Box coordinate listings
####################

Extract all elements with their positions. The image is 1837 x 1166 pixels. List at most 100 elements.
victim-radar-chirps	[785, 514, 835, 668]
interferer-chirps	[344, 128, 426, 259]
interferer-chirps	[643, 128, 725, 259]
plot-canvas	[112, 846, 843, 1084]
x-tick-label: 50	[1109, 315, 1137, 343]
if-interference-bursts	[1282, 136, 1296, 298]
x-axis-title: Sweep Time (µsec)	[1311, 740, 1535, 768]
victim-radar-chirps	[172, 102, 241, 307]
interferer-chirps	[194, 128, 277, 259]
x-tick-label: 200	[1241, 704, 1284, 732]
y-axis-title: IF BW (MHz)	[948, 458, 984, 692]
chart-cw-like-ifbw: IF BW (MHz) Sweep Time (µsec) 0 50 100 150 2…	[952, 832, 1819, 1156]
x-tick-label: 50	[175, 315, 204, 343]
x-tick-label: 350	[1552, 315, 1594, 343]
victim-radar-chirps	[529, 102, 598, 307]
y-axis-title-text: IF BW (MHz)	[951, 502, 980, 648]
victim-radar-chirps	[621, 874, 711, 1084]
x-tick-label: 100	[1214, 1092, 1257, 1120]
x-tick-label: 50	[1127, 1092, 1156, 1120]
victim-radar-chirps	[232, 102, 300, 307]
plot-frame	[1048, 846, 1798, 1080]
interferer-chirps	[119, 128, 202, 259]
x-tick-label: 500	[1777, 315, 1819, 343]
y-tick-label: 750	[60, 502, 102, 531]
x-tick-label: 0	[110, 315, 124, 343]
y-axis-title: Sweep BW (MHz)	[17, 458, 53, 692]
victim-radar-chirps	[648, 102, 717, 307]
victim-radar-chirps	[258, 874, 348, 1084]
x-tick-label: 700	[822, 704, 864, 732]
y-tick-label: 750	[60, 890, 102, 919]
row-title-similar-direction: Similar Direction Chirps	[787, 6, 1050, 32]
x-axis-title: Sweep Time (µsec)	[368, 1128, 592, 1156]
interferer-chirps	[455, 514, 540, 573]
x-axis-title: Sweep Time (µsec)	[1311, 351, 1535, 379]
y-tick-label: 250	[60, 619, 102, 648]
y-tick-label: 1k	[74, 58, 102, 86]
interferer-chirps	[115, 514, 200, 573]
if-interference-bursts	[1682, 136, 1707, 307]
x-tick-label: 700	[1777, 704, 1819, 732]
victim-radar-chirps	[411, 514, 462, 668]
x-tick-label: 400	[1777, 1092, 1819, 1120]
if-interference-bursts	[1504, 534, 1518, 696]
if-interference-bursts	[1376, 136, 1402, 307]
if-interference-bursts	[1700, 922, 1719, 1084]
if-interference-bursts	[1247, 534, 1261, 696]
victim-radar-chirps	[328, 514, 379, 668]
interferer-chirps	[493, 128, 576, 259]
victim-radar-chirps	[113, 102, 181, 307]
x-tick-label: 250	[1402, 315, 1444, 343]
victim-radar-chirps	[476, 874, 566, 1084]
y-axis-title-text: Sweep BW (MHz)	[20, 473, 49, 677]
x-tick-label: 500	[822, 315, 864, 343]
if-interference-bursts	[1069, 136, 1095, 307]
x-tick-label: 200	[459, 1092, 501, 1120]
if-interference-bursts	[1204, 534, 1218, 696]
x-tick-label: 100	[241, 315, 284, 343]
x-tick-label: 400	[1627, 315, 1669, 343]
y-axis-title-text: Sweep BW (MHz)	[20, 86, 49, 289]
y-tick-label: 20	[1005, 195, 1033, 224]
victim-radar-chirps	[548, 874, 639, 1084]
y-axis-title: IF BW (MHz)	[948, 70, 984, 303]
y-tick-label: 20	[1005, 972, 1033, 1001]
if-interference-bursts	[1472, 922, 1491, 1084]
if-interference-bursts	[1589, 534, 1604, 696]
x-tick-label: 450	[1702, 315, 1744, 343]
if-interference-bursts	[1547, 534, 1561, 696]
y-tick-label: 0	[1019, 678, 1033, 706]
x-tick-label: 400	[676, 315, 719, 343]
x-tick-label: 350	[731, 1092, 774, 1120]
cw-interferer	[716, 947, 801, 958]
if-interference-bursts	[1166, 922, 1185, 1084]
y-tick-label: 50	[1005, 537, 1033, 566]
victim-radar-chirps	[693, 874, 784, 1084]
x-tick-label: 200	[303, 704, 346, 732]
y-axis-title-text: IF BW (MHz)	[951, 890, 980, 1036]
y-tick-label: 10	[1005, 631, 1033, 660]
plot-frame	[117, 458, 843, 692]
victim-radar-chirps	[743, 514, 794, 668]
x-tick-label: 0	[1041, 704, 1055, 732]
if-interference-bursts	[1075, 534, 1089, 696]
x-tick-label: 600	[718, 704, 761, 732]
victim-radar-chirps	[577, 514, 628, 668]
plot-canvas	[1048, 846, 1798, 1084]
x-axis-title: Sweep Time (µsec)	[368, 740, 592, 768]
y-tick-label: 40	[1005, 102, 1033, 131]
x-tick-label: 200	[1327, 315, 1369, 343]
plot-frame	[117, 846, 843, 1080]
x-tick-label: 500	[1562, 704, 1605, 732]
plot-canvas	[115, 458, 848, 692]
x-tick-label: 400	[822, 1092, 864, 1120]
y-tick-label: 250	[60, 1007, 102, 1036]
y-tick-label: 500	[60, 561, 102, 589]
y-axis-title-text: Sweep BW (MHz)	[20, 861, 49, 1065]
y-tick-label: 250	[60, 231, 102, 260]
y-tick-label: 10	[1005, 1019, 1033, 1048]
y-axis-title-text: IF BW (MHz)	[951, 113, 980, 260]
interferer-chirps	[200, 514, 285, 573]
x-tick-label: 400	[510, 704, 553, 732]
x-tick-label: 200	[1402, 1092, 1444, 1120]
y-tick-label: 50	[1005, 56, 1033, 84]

####################

GOAL – Reproduce the entries above word for word, starting at their first line and ending with the line that contains "922, 1719, 1084]", including that line.

EXPECTED OUTPUT –
Extract all elements with their positions. The image is 1837 x 1166 pixels. List at most 100 elements.
victim-radar-chirps	[785, 514, 835, 668]
interferer-chirps	[344, 128, 426, 259]
interferer-chirps	[643, 128, 725, 259]
plot-canvas	[112, 846, 843, 1084]
x-tick-label: 50	[1109, 315, 1137, 343]
if-interference-bursts	[1282, 136, 1296, 298]
x-axis-title: Sweep Time (µsec)	[1311, 740, 1535, 768]
victim-radar-chirps	[172, 102, 241, 307]
interferer-chirps	[194, 128, 277, 259]
x-tick-label: 200	[1241, 704, 1284, 732]
y-axis-title: IF BW (MHz)	[948, 458, 984, 692]
chart-cw-like-ifbw: IF BW (MHz) Sweep Time (µsec) 0 50 100 150 2…	[952, 832, 1819, 1156]
x-tick-label: 50	[175, 315, 204, 343]
x-tick-label: 350	[1552, 315, 1594, 343]
victim-radar-chirps	[529, 102, 598, 307]
y-axis-title-text: IF BW (MHz)	[951, 502, 980, 648]
victim-radar-chirps	[621, 874, 711, 1084]
x-tick-label: 100	[1214, 1092, 1257, 1120]
x-tick-label: 50	[1127, 1092, 1156, 1120]
victim-radar-chirps	[232, 102, 300, 307]
plot-frame	[1048, 846, 1798, 1080]
interferer-chirps	[119, 128, 202, 259]
x-tick-label: 500	[1777, 315, 1819, 343]
y-tick-label: 750	[60, 502, 102, 531]
x-tick-label: 0	[110, 315, 124, 343]
y-axis-title: Sweep BW (MHz)	[17, 458, 53, 692]
victim-radar-chirps	[648, 102, 717, 307]
victim-radar-chirps	[258, 874, 348, 1084]
x-tick-label: 700	[822, 704, 864, 732]
y-tick-label: 750	[60, 890, 102, 919]
row-title-similar-direction: Similar Direction Chirps	[787, 6, 1050, 32]
x-axis-title: Sweep Time (µsec)	[368, 1128, 592, 1156]
interferer-chirps	[455, 514, 540, 573]
x-axis-title: Sweep Time (µsec)	[1311, 351, 1535, 379]
y-tick-label: 250	[60, 619, 102, 648]
y-tick-label: 1k	[74, 58, 102, 86]
interferer-chirps	[115, 514, 200, 573]
if-interference-bursts	[1682, 136, 1707, 307]
x-tick-label: 700	[1777, 704, 1819, 732]
victim-radar-chirps	[411, 514, 462, 668]
x-tick-label: 400	[1777, 1092, 1819, 1120]
if-interference-bursts	[1504, 534, 1518, 696]
if-interference-bursts	[1376, 136, 1402, 307]
if-interference-bursts	[1700, 922, 1719, 1084]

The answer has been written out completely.